> _Data excerpts_:

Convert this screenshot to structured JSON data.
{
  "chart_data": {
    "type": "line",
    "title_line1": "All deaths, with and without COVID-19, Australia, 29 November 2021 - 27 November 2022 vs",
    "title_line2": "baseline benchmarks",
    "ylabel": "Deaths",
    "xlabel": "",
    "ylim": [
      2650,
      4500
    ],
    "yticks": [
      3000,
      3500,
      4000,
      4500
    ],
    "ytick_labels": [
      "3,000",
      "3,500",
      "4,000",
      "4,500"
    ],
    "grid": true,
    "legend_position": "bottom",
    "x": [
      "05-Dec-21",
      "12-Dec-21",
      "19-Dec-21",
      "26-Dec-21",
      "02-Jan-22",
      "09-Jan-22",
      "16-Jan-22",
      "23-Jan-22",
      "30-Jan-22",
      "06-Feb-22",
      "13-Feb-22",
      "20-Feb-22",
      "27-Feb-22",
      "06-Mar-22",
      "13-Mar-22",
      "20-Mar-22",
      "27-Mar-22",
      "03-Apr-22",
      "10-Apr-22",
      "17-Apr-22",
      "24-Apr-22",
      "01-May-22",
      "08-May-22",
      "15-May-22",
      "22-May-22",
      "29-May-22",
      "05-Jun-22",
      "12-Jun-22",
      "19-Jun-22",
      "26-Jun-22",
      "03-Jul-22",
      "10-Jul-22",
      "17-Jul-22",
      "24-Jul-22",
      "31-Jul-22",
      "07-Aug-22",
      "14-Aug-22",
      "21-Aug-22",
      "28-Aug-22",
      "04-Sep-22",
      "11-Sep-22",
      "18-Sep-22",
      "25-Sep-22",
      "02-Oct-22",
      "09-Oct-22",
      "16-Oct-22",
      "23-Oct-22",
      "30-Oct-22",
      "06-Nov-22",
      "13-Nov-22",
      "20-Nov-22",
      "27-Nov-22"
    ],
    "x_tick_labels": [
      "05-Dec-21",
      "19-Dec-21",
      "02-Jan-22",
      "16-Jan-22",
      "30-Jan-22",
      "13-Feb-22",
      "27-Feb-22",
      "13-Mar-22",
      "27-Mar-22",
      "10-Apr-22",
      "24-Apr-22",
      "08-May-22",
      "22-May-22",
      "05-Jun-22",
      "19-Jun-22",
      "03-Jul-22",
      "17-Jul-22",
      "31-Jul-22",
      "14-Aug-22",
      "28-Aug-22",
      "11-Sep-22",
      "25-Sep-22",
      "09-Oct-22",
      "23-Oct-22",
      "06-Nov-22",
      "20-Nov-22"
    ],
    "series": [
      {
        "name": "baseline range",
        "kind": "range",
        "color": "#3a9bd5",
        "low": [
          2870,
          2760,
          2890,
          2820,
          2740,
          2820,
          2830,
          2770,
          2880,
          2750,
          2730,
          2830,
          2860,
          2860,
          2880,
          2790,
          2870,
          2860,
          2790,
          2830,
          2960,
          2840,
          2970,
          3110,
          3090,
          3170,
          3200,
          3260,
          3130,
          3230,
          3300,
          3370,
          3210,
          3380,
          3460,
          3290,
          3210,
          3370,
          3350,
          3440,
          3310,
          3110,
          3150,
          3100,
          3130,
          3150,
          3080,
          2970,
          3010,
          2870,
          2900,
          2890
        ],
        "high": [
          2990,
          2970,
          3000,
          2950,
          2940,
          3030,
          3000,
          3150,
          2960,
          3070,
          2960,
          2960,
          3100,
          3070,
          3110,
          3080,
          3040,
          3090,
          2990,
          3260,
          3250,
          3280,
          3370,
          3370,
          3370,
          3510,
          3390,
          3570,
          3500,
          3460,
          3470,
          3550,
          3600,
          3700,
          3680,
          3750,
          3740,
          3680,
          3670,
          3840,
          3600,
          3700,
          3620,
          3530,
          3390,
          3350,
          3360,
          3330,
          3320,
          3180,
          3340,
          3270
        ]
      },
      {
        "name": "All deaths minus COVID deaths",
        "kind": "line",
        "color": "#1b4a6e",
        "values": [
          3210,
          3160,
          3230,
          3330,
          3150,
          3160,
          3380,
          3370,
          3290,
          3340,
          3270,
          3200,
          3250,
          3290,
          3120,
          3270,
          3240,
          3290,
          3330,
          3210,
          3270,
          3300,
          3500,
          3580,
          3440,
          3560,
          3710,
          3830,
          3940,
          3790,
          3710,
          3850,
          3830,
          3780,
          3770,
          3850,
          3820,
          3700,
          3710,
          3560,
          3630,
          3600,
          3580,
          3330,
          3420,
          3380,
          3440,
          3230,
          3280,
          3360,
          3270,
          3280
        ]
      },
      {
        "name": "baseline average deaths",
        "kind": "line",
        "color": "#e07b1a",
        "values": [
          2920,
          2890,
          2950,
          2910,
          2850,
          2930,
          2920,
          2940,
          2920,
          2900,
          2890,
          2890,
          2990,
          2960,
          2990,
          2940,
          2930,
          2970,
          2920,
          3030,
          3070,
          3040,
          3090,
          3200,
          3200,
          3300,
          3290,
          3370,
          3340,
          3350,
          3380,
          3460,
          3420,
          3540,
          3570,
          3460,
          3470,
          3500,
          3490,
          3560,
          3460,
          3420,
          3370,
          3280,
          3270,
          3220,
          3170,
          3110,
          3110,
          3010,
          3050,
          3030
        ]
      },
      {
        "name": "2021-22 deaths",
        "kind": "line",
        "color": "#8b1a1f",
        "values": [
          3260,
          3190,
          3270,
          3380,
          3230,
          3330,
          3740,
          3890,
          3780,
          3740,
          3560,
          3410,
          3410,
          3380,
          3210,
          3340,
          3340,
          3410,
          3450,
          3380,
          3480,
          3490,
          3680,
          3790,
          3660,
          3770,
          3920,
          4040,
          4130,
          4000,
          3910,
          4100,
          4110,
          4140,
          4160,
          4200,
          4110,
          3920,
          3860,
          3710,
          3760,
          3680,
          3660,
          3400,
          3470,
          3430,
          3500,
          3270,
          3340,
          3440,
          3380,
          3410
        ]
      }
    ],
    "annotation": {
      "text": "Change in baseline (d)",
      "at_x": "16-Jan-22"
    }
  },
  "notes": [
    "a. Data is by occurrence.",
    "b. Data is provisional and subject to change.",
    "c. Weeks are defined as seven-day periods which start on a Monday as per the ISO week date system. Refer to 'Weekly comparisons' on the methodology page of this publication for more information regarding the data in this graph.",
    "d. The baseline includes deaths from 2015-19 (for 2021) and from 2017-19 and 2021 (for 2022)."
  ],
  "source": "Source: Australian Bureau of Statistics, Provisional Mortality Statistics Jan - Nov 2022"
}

==

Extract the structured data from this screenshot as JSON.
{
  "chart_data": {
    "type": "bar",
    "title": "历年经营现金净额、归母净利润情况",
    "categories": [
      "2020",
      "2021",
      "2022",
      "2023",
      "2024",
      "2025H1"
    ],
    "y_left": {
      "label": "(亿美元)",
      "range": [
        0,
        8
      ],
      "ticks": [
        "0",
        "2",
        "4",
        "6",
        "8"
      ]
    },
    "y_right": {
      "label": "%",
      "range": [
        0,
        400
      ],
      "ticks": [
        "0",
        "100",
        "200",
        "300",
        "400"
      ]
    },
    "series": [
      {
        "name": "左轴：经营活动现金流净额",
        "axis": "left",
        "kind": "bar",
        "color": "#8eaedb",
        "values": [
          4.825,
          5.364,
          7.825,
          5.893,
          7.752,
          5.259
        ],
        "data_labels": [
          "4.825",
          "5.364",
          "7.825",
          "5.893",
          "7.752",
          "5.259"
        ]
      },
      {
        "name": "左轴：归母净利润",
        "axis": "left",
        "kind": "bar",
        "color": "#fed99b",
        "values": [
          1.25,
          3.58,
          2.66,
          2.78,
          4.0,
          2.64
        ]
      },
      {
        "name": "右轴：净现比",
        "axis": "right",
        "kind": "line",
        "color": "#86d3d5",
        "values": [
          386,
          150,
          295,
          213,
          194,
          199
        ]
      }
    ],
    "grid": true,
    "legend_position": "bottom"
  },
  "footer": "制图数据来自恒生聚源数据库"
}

* * *

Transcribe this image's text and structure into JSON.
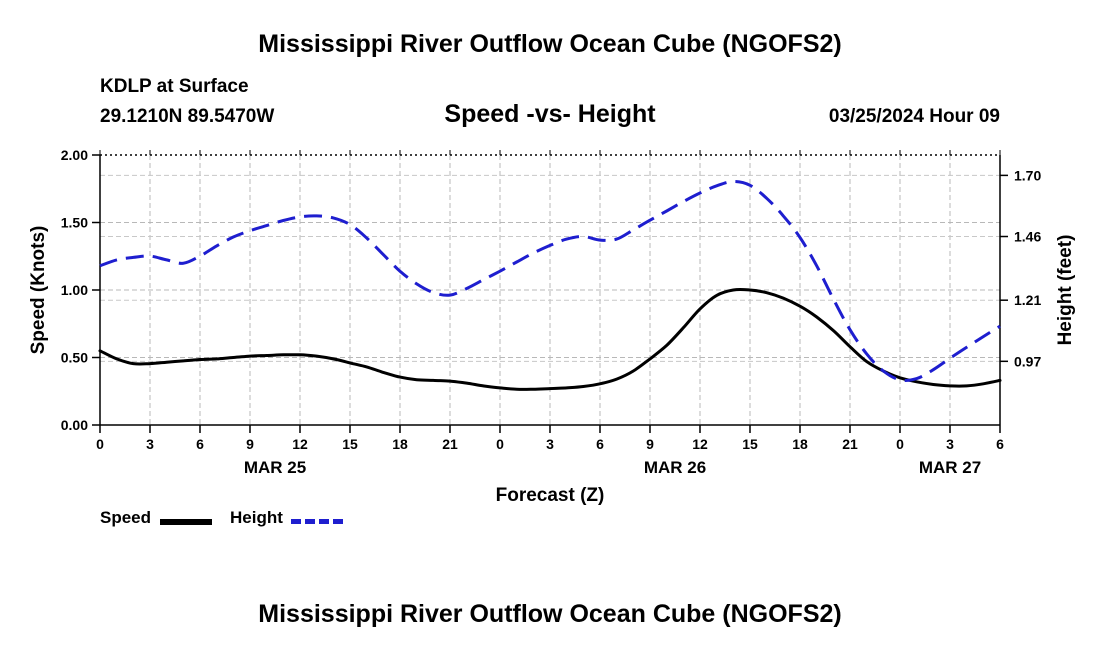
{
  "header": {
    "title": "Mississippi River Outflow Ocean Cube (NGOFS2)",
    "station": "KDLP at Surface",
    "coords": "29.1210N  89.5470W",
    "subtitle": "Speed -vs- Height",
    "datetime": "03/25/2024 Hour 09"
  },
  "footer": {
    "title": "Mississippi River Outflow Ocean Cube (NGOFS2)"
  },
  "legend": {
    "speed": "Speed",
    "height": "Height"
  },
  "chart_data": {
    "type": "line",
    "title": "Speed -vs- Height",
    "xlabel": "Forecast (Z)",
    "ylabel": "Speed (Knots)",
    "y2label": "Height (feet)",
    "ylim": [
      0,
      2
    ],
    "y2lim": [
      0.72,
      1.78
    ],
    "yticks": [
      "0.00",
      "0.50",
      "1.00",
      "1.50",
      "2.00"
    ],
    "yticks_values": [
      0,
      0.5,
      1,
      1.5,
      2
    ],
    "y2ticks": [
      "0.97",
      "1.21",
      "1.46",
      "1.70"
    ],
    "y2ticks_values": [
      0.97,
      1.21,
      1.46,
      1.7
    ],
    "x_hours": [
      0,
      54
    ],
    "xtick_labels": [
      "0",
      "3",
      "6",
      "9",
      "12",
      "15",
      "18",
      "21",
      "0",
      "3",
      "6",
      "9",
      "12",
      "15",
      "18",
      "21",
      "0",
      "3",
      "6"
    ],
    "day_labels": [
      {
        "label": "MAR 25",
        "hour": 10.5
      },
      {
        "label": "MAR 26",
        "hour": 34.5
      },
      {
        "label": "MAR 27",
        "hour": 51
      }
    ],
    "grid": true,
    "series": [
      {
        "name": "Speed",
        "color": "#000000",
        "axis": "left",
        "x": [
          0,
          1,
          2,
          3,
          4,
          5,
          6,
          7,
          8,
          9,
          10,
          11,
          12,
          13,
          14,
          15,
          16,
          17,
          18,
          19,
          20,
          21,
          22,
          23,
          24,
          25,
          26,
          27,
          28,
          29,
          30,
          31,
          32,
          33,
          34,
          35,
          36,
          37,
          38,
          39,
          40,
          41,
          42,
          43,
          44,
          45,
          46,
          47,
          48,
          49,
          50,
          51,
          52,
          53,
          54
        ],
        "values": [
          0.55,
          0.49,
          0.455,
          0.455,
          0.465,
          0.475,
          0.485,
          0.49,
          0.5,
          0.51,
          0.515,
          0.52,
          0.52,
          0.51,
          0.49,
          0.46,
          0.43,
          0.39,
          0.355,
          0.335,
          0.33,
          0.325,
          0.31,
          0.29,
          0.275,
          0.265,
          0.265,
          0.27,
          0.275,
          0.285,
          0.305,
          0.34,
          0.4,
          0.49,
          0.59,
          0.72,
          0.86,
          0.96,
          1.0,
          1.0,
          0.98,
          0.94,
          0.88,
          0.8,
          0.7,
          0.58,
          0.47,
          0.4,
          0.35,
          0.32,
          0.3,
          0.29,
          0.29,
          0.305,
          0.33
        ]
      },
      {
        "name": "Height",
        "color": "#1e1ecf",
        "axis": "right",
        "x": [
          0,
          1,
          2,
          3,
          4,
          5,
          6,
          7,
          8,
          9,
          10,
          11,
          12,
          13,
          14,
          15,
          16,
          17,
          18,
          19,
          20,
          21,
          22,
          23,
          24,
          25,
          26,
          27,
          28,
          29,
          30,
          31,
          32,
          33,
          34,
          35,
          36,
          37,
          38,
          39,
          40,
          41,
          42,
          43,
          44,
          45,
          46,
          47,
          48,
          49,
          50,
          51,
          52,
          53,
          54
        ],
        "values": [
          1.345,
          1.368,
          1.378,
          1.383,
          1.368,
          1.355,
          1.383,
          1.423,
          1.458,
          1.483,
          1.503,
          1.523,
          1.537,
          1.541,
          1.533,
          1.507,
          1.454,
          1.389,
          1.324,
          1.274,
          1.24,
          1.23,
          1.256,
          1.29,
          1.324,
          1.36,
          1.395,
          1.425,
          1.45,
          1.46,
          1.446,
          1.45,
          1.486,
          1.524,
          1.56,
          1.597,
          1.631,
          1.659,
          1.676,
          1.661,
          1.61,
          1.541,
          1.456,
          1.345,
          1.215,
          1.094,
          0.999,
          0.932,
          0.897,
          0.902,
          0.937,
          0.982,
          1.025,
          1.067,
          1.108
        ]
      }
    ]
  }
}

> _Aim_:
State the count of lines above containing the string "Ocean", and add nothing to it.

> _Result below_:
2